» Your instructions
Collect each line containing "μέντοι".

** begin Listed entries **

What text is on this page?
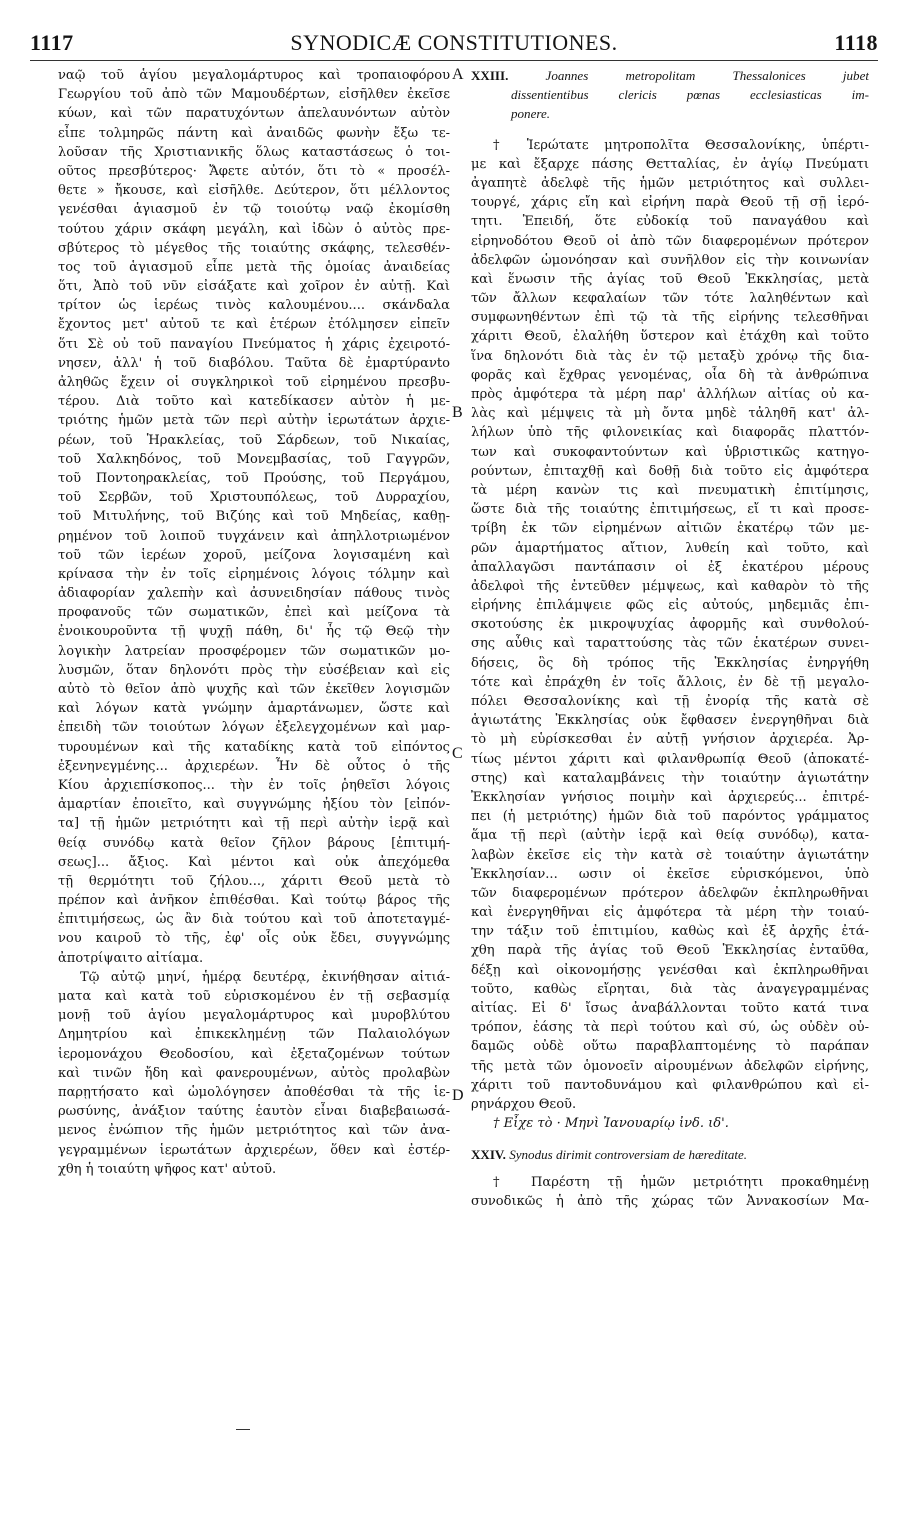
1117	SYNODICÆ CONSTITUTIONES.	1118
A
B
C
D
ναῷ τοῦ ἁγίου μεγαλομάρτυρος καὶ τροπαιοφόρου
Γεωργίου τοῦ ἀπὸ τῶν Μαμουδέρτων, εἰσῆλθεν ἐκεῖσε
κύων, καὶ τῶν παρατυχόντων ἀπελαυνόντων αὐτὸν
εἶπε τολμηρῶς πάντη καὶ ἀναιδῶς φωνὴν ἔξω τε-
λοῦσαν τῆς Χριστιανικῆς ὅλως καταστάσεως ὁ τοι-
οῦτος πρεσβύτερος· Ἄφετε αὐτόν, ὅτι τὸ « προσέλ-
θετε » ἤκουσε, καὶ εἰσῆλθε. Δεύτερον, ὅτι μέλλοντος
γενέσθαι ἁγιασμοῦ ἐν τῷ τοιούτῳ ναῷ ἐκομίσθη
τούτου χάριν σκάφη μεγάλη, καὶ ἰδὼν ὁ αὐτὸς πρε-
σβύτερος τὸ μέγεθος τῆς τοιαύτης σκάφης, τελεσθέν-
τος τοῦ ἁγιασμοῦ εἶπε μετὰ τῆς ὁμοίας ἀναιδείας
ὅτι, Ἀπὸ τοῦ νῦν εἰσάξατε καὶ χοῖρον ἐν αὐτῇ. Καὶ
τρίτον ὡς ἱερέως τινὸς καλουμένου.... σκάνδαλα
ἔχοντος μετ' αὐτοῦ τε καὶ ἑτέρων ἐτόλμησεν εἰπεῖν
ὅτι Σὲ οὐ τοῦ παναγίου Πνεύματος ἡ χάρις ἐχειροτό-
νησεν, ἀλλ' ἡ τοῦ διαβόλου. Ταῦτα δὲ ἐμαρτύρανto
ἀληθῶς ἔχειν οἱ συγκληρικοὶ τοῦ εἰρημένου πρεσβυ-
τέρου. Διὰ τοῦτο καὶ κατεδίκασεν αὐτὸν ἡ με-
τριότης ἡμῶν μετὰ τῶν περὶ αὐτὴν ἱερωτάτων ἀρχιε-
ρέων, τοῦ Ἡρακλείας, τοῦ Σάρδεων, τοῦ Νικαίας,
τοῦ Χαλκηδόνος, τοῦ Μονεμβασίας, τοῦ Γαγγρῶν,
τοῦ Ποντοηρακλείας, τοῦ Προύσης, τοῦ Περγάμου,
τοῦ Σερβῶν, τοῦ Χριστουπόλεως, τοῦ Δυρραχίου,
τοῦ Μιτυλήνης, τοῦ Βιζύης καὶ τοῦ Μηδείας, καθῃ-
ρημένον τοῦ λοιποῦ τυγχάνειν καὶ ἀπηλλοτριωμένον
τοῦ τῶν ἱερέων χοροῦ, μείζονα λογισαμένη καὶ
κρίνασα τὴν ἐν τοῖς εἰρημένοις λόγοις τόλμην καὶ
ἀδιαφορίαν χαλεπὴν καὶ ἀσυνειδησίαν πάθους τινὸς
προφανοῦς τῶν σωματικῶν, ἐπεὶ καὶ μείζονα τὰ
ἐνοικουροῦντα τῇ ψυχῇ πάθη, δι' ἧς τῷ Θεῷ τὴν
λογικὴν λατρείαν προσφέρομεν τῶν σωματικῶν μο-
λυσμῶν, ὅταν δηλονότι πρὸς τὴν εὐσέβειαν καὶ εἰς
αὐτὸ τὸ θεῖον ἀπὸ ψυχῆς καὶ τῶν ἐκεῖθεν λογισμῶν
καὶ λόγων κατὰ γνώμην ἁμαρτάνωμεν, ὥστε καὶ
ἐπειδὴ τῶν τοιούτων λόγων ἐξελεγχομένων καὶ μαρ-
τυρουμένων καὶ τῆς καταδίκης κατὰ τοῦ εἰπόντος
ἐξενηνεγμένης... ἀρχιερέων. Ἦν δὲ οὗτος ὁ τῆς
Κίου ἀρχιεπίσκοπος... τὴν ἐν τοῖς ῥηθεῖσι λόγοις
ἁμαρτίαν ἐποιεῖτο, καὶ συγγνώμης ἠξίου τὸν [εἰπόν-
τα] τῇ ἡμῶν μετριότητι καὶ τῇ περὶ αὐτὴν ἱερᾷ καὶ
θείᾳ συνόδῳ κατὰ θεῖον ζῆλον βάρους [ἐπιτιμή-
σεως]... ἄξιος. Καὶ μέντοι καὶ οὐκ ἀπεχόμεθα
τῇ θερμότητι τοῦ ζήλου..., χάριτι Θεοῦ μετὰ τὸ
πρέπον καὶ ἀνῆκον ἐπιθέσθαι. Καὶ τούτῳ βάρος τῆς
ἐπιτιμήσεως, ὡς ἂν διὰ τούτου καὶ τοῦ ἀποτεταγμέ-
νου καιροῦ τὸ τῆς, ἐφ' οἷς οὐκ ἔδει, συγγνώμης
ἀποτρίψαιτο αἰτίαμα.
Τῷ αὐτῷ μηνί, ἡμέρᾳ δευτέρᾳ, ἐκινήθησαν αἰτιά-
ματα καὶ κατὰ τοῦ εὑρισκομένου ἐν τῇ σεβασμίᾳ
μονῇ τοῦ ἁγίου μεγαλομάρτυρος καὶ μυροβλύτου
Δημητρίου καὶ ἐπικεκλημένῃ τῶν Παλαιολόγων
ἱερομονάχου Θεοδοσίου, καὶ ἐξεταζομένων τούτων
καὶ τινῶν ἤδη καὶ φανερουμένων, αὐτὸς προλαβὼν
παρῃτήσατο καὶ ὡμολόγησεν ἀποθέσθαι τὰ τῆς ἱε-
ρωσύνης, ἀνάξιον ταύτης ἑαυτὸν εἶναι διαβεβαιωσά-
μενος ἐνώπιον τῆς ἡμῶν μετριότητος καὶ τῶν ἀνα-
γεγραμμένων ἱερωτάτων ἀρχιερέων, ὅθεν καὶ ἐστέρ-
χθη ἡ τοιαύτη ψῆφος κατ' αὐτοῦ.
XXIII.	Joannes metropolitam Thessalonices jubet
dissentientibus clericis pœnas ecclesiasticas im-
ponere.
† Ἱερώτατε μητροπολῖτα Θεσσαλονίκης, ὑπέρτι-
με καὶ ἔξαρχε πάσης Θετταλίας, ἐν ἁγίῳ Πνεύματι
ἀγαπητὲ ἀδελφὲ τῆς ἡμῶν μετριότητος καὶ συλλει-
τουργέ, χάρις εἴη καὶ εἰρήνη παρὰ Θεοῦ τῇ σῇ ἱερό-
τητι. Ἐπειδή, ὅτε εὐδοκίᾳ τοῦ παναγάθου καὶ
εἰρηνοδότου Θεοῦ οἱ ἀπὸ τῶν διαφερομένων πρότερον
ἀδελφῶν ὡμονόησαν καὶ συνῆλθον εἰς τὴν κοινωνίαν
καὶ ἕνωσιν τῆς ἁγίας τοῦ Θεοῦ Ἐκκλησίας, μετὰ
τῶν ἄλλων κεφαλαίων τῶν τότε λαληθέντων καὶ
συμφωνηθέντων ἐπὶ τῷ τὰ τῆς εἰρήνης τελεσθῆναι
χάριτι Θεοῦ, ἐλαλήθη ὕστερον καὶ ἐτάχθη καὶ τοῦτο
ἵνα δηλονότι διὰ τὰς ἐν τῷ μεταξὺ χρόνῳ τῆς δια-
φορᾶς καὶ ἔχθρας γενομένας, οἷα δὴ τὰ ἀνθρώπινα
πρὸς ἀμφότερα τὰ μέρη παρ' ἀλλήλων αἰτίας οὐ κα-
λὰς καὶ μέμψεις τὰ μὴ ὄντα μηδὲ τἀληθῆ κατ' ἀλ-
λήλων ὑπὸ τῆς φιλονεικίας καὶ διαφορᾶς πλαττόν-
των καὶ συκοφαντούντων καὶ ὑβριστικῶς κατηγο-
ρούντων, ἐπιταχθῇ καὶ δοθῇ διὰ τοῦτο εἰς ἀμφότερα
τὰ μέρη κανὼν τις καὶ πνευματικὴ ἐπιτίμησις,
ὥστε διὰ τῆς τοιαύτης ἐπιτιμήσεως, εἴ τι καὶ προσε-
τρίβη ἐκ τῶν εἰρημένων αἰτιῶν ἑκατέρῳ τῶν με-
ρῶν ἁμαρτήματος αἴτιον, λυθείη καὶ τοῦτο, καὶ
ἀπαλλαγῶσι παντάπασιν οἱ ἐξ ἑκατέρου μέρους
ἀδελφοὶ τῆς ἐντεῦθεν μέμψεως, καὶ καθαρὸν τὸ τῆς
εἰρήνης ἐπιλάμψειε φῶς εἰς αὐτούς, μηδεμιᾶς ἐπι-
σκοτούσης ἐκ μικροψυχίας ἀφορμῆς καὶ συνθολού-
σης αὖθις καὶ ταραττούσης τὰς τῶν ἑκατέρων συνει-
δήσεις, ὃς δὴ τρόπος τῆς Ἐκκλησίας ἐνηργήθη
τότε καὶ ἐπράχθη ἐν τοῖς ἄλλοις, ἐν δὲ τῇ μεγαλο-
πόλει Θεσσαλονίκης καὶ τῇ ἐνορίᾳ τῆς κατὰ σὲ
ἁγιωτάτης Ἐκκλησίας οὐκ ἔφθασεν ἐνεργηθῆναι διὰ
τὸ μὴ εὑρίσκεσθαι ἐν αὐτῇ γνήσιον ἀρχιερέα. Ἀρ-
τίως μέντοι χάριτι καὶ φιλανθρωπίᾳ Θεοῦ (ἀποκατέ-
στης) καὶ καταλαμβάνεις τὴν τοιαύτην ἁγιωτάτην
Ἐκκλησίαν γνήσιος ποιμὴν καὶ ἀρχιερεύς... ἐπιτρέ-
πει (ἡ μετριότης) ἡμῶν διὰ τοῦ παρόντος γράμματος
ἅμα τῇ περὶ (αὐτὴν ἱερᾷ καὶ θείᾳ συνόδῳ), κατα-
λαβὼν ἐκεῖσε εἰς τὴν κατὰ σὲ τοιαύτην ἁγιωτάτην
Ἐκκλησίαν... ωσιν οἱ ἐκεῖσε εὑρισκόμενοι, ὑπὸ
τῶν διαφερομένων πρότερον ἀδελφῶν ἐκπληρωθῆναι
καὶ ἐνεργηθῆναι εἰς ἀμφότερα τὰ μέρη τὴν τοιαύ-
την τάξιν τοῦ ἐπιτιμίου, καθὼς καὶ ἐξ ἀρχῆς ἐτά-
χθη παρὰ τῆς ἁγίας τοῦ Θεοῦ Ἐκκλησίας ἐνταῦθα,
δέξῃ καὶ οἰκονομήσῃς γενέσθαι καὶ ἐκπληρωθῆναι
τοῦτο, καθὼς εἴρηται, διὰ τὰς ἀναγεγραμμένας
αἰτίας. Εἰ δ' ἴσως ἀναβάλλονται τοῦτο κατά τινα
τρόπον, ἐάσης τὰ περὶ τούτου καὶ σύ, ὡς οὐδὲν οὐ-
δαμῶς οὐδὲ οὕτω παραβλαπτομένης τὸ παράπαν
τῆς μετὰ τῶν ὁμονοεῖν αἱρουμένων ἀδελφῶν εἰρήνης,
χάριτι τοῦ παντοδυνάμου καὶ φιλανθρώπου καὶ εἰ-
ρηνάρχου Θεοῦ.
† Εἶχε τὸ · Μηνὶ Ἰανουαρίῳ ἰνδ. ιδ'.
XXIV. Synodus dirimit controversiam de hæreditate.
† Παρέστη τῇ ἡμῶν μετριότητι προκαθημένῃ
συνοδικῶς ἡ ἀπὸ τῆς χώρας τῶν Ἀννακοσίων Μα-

** end Listed entries **
** begin Listed entries **

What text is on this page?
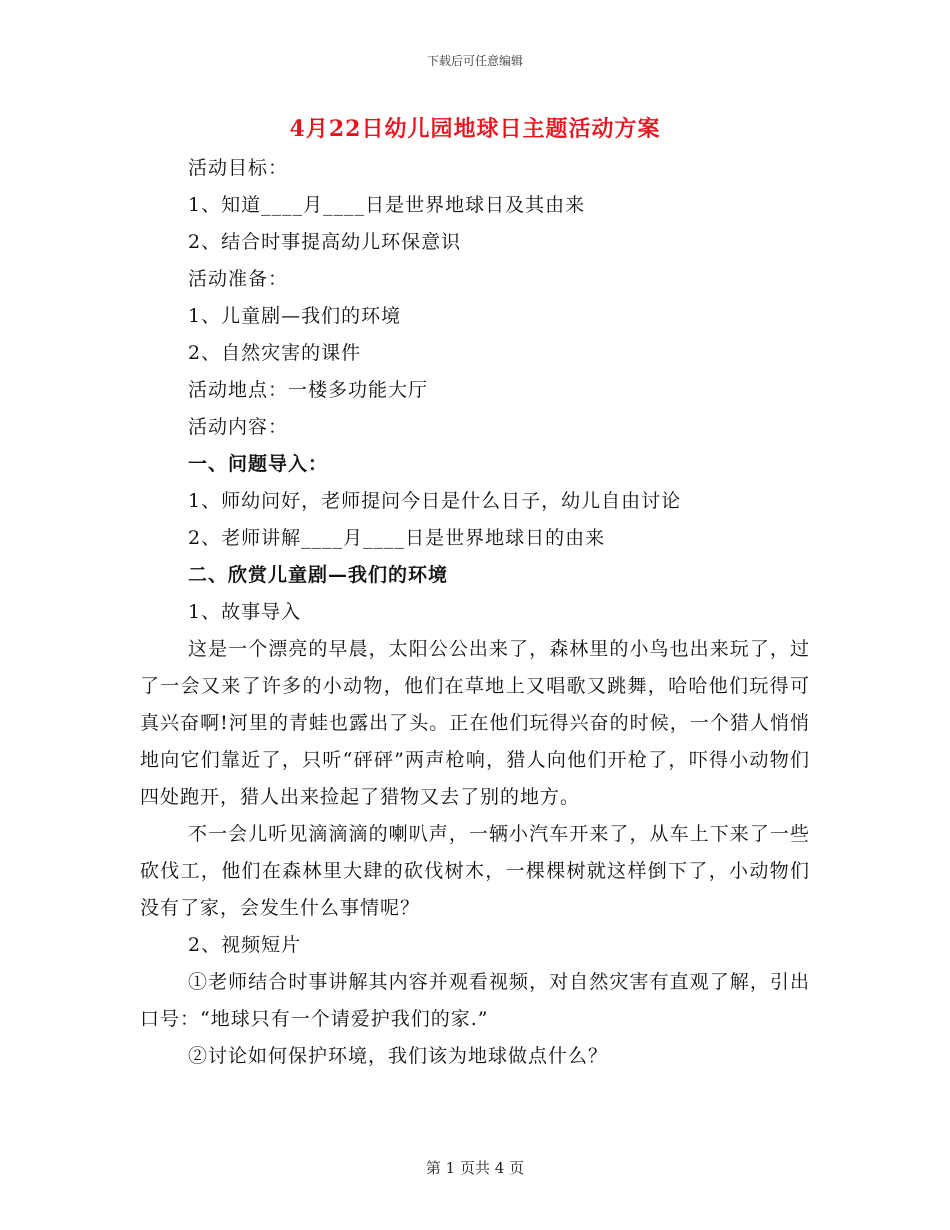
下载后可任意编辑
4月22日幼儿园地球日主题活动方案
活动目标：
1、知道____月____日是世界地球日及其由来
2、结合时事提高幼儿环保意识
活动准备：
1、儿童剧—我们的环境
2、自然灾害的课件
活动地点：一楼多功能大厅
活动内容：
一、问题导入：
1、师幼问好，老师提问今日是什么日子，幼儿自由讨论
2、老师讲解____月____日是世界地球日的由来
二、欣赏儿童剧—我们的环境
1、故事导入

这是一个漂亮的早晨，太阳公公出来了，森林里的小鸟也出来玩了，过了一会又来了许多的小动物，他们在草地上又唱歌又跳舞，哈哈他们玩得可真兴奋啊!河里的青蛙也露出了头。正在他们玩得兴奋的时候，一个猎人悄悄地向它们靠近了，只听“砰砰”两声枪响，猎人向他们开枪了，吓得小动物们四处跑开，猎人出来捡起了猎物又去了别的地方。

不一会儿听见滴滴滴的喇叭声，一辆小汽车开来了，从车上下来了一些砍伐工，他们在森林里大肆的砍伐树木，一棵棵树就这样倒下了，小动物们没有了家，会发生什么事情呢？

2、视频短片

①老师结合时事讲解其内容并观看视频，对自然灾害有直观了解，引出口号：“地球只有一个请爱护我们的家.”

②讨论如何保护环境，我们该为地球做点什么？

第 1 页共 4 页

** end Listed entries **
** begin Listed entries **

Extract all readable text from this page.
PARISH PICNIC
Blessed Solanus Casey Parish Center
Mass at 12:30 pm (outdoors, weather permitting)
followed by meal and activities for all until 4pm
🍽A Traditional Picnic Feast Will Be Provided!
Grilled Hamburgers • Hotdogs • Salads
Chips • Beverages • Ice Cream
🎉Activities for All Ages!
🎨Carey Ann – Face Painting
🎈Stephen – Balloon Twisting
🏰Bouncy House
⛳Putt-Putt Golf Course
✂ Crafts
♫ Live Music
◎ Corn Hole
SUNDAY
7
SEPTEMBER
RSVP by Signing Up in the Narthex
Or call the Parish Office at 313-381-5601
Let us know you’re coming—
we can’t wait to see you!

** end Listed entries **

» Answer in full
σεως]... ἄξιος. Καὶ μέντοι καὶ οὐκ ἀπεχόμεθα
τίως μέντοι χάριτι καὶ φιλανθρωπίᾳ Θεοῦ (ἀποκατέ-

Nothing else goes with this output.